> [Job] Your task is to repeat the entries exactly. Leave the pictures out.

> [A run of records]
------------------------------

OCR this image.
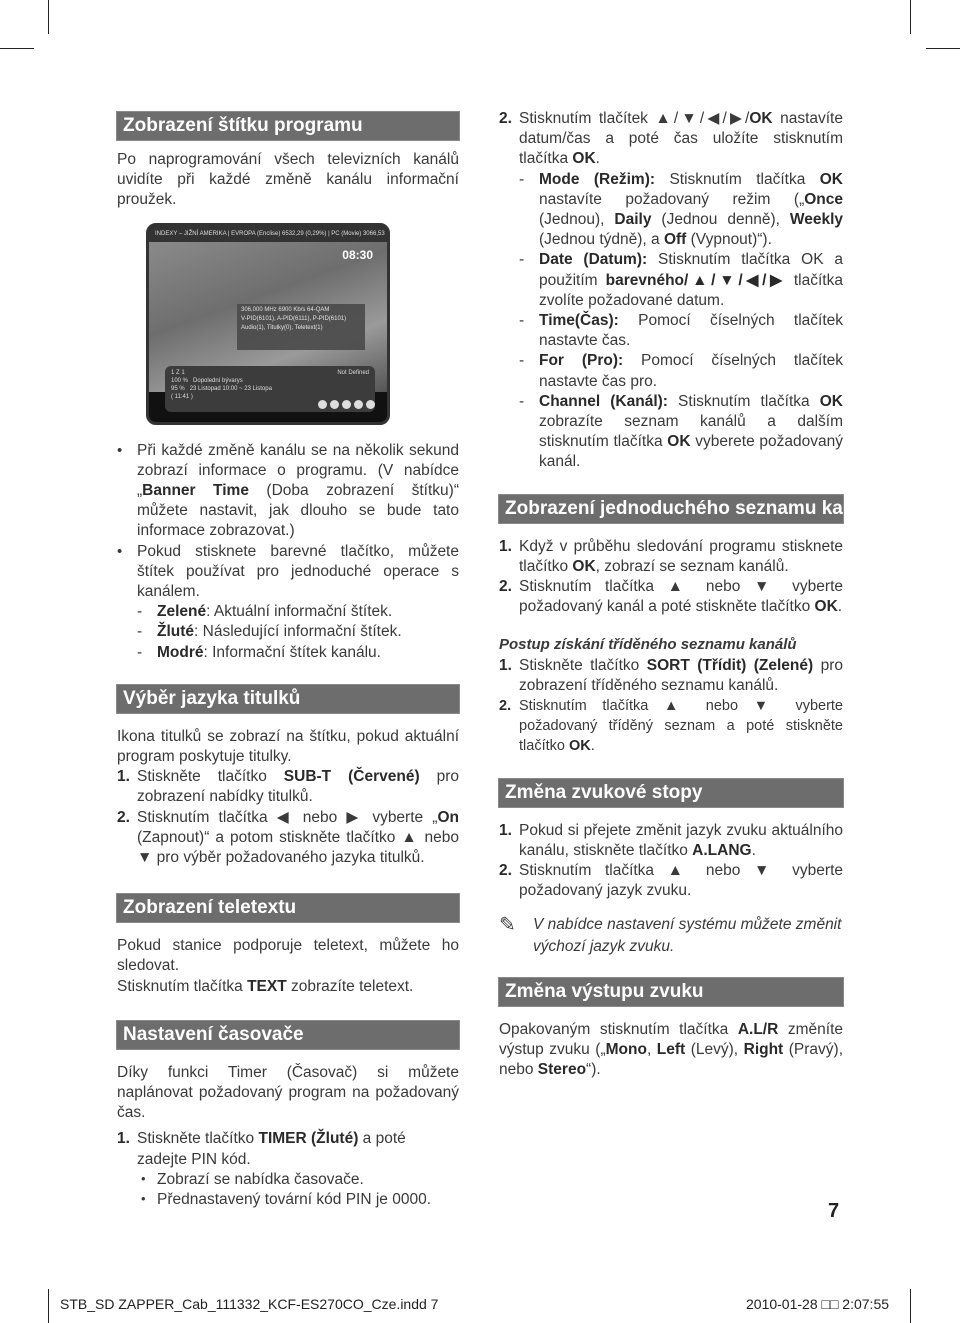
Zobrazení štítku programu

Po naprogramování všech televizních kanálů uvidíte při každé změně kanálu informační proužek.

INDEXY – JIŽNÍ AMERIKA | EVROPA (Enclise) 6532,29 (0,29%) | PC (Movie) 3066,53
08:30
306,000 MHz 6900 Kb/s 64-QAM
V-PID(6101), A-PID(6111), P-PID(6101)
Audio(1), Titulky(0), Teletext(1)
1 Z 1	Not Defined
100 % Dopolední bývarys
95 % 23 Listopad 10:00 ~ 23 Listopa
( 11:41 )

• Při každé změně kanálu se na několik sekund zobrazí informace o programu. (V nabídce „Banner Time (Doba zobrazení štítku)“ můžete nastavit, jak dlouho se bude tato informace zobrazovat.)

• Pokud stisknete barevné tlačítko, můžete štítek používat pro jednoduché operace s kanálem.

- Zelené: Aktuální informační štítek.

- Žluté: Následující informační štítek.

- Modré: Informační štítek kanálu.

Výběr jazyka titulků

Ikona titulků se zobrazí na štítku, pokud aktuální program poskytuje titulky.

1. Stiskněte tlačítko SUB-T (Červené) pro zobrazení nabídky titulků.

2. Stisknutím tlačítka ◀ nebo ▶ vyberte „On (Zapnout)“ a potom stiskněte tlačítko ▲ nebo ▼ pro výběr požadovaného jazyka titulků.

Zobrazení teletextu

Pokud stanice podporuje teletext, můžete ho sledovat.

Stisknutím tlačítka TEXT zobrazíte teletext.

Nastavení časovače

Díky funkci Timer (Časovač) si můžete naplánovat požadovaný program na požadovaný čas.

1. Stiskněte tlačítko TIMER (Žluté) a poté zadejte PIN kód.

• Zobrazí se nabídka časovače.

• Přednastavený tovární kód PIN je 0000.

2. Stisknutím tlačítek ▲/▼/◀/▶/OK nastavíte datum/čas a poté čas uložíte stisknutím tlačítka OK.

- Mode (Režim): Stisknutím tlačítka OK nastavíte požadovaný režim („Once (Jednou), Daily (Jednou denně), Weekly (Jednou týdně), a Off (Vypnout)“).

- Date (Datum): Stisknutím tlačítka OK a použitím barevného/▲/▼/◀/▶ tlačítka zvolíte požadované datum.

- Time(Čas): Pomocí číselných tlačítek nastavte čas.

- For (Pro): Pomocí číselných tlačítek nastavte čas pro.

- Channel (Kanál): Stisknutím tlačítka OK zobrazíte seznam kanálů a dalším stisknutím tlačítka OK vyberete požadovaný kanál.

Zobrazení jednoduchého seznamu kanálů

1. Když v průběhu sledování programu stisknete tlačítko OK, zobrazí se seznam kanálů.

2. Stisknutím tlačítka ▲ nebo ▼ vyberte požadovaný kanál a poté stiskněte tlačítko OK.

Postup získání tříděného seznamu kanálů

1. Stiskněte tlačítko SORT (Třídit) (Zelené) pro zobrazení tříděného seznamu kanálů.

2. Stisknutím tlačítka ▲ nebo ▼ vyberte požadovaný tříděný seznam a poté stiskněte tlačítko OK.

Změna zvukové stopy

1. Pokud si přejete změnit jazyk zvuku aktuálního kanálu, stiskněte tlačítko A.LANG.

2. Stisknutím tlačítka ▲ nebo ▼ vyberte požadovaný jazyk zvuku.

✎ V nabídce nastavení systému můžete změnit výchozí jazyk zvuku.
Změna výstupu zvuku

Opakovaným stisknutím tlačítka A.L/R změníte výstup zvuku („Mono, Left (Levý), Right (Pravý), nebo Stereo“).

7
STB_SD ZAPPER_Cab_111332_KCF-ES270CO_Cze.indd 7	2010-01-28 □□ 2:07:55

------------------------------

> [Result for this task]
OCR this image.
Zobrazení štítku programu

Po naprogramování všech televizních kanálů uvidíte při každé změně kanálu informační proužek.

INDEXY – JIŽNÍ AMERIKA | EVROPA (Enclise) 6532,29 (0,29%) | PC (Movie) 3066,53
08:30
306,000 MHz 6900 Kb/s 64-QAM
V-PID(6101), A-PID(6111), P-PID(6101)
Audio(1), Titulky(0), Teletext(1)
1 Z 1	Not Defined
100 % Dopolední bývarys
95 % 23 Listopad 10:00 ~ 23 Listopa
( 11:41 )

• Při každé změně kanálu se na několik sekund zobrazí informace o programu. (V nabídce „Banner Time (Doba zobrazení štítku)“ můžete nastavit, jak dlouho se bude tato informace zobrazovat.)

• Pokud stisknete barevné tlačítko, můžete štítek používat pro jednoduché operace s kanálem.

- Zelené: Aktuální informační štítek.

- Žluté: Následující informační štítek.

- Modré: Informační štítek kanálu.

Výběr jazyka titulků

Ikona titulků se zobrazí na štítku, pokud aktuální program poskytuje titulky.

1. Stiskněte tlačítko SUB-T (Červené) pro zobrazení nabídky titulků.

2. Stisknutím tlačítka ◀ nebo ▶ vyberte „On (Zapnout)“ a potom stiskněte tlačítko ▲ nebo ▼ pro výběr požadovaného jazyka titulků.

Zobrazení teletextu

Pokud stanice podporuje teletext, můžete ho sledovat.

Stisknutím tlačítka TEXT zobrazíte teletext.

Nastavení časovače

Díky funkci Timer (Časovač) si můžete naplánovat požadovaný program na požadovaný čas.

1. Stiskněte tlačítko TIMER (Žluté) a poté zadejte PIN kód.

• Zobrazí se nabídka časovače.

• Přednastavený tovární kód PIN je 0000.

2. Stisknutím tlačítek ▲/▼/◀/▶/OK nastavíte datum/čas a poté čas uložíte stisknutím tlačítka OK.

- Mode (Režim): Stisknutím tlačítka OK nastavíte požadovaný režim („Once (Jednou), Daily (Jednou denně), Weekly (Jednou týdně), a Off (Vypnout)“).

- Date (Datum): Stisknutím tlačítka OK a použitím barevného/▲/▼/◀/▶ tlačítka zvolíte požadované datum.

- Time(Čas): Pomocí číselných tlačítek nastavte čas.

- For (Pro): Pomocí číselných tlačítek nastavte čas pro.

- Channel (Kanál): Stisknutím tlačítka OK zobrazíte seznam kanálů a dalším stisknutím tlačítka OK vyberete požadovaný kanál.

Zobrazení jednoduchého seznamu kanálů

1. Když v průběhu sledování programu stisknete tlačítko OK, zobrazí se seznam kanálů.

2. Stisknutím tlačítka ▲ nebo ▼ vyberte požadovaný kanál a poté stiskněte tlačítko OK.

Postup získání tříděného seznamu kanálů

1. Stiskněte tlačítko SORT (Třídit) (Zelené) pro zobrazení tříděného seznamu kanálů.

2. Stisknutím tlačítka ▲ nebo ▼ vyberte požadovaný tříděný seznam a poté stiskněte tlačítko OK.

Změna zvukové stopy

1. Pokud si přejete změnit jazyk zvuku aktuálního kanálu, stiskněte tlačítko A.LANG.

2. Stisknutím tlačítka ▲ nebo ▼ vyberte požadovaný jazyk zvuku.

✎ V nabídce nastavení systému můžete změnit výchozí jazyk zvuku.
Změna výstupu zvuku

Opakovaným stisknutím tlačítka A.L/R změníte výstup zvuku („Mono, Left (Levý), Right (Pravý), nebo Stereo“).

7
STB_SD ZAPPER_Cab_111332_KCF-ES270CO_Cze.indd 7	2010-01-28 □□ 2:07:55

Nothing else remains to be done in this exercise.